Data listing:

━━━━

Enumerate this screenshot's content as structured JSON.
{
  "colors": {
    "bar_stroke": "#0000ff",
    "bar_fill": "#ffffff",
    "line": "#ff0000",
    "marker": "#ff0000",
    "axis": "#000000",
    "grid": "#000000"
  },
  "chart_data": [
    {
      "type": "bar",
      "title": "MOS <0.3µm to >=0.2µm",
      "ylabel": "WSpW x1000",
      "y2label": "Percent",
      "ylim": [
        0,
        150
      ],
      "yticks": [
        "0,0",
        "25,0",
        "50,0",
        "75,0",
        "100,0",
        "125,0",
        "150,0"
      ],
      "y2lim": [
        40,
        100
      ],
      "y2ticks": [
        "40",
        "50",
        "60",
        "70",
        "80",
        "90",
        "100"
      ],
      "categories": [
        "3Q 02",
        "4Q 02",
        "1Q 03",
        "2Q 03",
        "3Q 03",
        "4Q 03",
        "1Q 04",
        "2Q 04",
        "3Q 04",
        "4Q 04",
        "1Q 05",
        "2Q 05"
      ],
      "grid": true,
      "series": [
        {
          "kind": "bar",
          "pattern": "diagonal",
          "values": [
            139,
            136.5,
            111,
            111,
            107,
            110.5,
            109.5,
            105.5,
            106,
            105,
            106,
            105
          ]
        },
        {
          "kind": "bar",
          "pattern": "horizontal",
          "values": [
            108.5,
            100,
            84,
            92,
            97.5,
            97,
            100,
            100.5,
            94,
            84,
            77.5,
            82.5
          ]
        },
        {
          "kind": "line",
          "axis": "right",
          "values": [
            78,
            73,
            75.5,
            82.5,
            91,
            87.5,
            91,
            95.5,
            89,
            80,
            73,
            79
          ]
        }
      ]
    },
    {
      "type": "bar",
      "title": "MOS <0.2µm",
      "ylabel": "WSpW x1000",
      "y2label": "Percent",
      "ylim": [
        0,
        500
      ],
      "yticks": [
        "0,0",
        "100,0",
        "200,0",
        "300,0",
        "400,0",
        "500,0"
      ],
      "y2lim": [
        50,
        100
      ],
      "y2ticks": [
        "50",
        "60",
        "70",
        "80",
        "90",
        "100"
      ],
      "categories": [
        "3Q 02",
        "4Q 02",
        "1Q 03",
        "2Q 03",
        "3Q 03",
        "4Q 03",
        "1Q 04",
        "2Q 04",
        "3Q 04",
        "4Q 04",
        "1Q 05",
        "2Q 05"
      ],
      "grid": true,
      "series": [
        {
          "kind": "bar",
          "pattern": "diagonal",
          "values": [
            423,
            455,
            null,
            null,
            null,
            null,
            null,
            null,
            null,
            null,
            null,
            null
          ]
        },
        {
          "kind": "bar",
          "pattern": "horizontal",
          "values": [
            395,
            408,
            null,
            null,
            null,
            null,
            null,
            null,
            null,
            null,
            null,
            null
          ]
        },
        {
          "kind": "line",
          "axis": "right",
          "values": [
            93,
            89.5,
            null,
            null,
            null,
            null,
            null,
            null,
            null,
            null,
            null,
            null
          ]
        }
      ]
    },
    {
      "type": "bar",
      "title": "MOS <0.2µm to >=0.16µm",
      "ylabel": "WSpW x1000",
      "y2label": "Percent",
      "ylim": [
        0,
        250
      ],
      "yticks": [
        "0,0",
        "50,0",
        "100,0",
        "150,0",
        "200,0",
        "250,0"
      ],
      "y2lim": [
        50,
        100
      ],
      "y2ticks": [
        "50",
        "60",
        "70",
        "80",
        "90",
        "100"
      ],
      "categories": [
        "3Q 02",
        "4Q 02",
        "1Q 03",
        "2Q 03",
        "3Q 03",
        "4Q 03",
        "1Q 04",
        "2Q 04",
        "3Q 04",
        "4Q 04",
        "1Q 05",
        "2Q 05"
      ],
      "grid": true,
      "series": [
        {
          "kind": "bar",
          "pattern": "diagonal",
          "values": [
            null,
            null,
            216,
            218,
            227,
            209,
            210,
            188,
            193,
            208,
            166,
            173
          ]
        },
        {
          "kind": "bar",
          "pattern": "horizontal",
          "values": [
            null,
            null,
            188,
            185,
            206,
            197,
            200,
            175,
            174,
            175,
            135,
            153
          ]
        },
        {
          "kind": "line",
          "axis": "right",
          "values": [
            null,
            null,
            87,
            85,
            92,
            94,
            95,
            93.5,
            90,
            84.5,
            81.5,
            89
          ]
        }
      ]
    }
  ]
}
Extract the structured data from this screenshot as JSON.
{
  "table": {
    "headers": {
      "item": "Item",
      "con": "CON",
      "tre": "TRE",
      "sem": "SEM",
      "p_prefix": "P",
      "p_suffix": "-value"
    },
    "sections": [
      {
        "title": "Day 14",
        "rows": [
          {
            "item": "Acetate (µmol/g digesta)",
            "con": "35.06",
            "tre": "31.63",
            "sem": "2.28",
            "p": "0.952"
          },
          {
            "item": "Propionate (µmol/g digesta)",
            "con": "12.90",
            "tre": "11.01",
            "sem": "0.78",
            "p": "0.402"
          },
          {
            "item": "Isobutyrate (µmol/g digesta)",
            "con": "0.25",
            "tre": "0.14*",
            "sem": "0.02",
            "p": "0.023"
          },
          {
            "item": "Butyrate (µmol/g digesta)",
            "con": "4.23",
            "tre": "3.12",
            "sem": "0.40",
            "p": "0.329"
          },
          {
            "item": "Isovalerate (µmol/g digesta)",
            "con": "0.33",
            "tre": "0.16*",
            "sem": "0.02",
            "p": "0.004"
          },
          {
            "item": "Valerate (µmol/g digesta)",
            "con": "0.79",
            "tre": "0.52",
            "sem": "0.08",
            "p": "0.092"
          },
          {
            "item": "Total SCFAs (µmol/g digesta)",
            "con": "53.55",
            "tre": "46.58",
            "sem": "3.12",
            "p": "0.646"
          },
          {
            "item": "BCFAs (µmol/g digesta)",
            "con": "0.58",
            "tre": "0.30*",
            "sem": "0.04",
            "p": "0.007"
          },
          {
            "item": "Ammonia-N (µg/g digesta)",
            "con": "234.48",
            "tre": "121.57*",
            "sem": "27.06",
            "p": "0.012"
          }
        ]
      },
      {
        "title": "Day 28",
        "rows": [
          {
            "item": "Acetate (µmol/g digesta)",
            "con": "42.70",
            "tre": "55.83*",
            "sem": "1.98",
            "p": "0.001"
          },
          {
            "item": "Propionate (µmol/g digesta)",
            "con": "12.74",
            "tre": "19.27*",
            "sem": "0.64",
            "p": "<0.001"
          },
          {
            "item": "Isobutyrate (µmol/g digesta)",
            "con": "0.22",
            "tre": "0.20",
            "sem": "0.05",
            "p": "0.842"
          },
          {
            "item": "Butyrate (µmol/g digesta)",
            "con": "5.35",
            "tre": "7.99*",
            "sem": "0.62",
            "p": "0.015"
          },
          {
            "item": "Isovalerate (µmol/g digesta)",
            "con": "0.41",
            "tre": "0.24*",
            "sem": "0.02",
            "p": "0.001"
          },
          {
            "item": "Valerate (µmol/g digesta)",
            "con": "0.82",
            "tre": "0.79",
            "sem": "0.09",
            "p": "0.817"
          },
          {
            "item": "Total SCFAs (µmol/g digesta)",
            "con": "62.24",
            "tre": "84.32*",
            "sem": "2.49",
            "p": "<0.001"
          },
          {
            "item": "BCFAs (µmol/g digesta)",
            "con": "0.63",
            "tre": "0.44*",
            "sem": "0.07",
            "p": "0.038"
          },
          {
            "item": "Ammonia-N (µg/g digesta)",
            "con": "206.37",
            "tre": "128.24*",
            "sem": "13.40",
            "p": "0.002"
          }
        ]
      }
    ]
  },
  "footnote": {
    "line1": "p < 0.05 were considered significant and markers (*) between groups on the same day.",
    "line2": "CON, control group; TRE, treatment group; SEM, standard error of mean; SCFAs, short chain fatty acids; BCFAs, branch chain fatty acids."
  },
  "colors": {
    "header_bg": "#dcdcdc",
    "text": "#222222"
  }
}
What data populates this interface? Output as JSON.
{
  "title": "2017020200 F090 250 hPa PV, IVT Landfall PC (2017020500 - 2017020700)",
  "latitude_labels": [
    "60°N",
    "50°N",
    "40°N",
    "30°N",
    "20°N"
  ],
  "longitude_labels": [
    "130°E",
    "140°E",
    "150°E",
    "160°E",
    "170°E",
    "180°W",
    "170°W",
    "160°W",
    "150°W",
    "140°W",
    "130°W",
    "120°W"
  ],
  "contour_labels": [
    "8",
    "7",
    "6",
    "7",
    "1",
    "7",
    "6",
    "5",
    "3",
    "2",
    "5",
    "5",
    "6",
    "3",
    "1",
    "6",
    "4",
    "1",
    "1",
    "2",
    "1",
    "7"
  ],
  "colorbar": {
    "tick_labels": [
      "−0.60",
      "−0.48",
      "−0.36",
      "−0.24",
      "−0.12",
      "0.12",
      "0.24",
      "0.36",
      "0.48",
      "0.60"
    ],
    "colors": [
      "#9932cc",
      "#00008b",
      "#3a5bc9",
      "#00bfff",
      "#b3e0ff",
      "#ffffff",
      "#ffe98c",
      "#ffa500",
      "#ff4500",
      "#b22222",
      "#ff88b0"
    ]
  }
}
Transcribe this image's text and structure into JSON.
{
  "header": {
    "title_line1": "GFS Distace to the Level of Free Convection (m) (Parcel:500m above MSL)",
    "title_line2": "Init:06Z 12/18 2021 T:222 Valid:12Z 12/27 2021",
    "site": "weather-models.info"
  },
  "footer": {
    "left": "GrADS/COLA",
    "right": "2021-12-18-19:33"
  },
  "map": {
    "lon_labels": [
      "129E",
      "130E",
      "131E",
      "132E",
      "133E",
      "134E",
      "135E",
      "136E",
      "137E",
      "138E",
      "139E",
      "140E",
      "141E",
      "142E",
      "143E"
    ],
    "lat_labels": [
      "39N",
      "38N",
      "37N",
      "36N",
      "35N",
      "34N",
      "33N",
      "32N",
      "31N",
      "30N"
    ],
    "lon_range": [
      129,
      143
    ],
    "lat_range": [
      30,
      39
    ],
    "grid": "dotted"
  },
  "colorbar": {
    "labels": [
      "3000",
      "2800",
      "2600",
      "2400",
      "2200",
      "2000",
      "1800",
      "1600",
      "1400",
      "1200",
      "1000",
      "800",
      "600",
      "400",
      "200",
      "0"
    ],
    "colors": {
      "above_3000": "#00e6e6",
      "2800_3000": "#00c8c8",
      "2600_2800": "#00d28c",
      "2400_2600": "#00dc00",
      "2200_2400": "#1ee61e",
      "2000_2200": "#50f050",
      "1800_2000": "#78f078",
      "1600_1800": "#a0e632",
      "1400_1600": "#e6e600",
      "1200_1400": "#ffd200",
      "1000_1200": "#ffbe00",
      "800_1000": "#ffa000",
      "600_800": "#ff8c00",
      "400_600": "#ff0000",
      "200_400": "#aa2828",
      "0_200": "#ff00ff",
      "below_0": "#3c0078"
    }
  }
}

━━━━

_Task directions_
Keep only the lines from the one containing "Transcribe this image's" to the end of the entries, and repeat them exactly.

_Response_
Transcribe this image's text and structure into JSON.
{
  "header": {
    "title_line1": "GFS Distace to the Level of Free Convection (m) (Parcel:500m above MSL)",
    "title_line2": "Init:06Z 12/18 2021 T:222 Valid:12Z 12/27 2021",
    "site": "weather-models.info"
  },
  "footer": {
    "left": "GrADS/COLA",
    "right": "2021-12-18-19:33"
  },
  "map": {
    "lon_labels": [
      "129E",
      "130E",
      "131E",
      "132E",
      "133E",
      "134E",
      "135E",
      "136E",
      "137E",
      "138E",
      "139E",
      "140E",
      "141E",
      "142E",
      "143E"
    ],
    "lat_labels": [
      "39N",
      "38N",
      "37N",
      "36N",
      "35N",
      "34N",
      "33N",
      "32N",
      "31N",
      "30N"
    ],
    "lon_range": [
      129,
      143
    ],
    "lat_range": [
      30,
      39
    ],
    "grid": "dotted"
  },
  "colorbar": {
    "labels": [
      "3000",
      "2800",
      "2600",
      "2400",
      "2200",
      "2000",
      "1800",
      "1600",
      "1400",
      "1200",
      "1000",
      "800",
      "600",
      "400",
      "200",
      "0"
    ],
    "colors": {
      "above_3000": "#00e6e6",
      "2800_3000": "#00c8c8",
      "2600_2800": "#00d28c",
      "2400_2600": "#00dc00",
      "2200_2400": "#1ee61e",
      "2000_2200": "#50f050",
      "1800_2000": "#78f078",
      "1600_1800": "#a0e632",
      "1400_1600": "#e6e600",
      "1200_1400": "#ffd200",
      "1000_1200": "#ffbe00",
      "800_1000": "#ffa000",
      "600_800": "#ff8c00",
      "400_600": "#ff0000",
      "200_400": "#aa2828",
      "0_200": "#ff00ff",
      "below_0": "#3c0078"
    }
  }
}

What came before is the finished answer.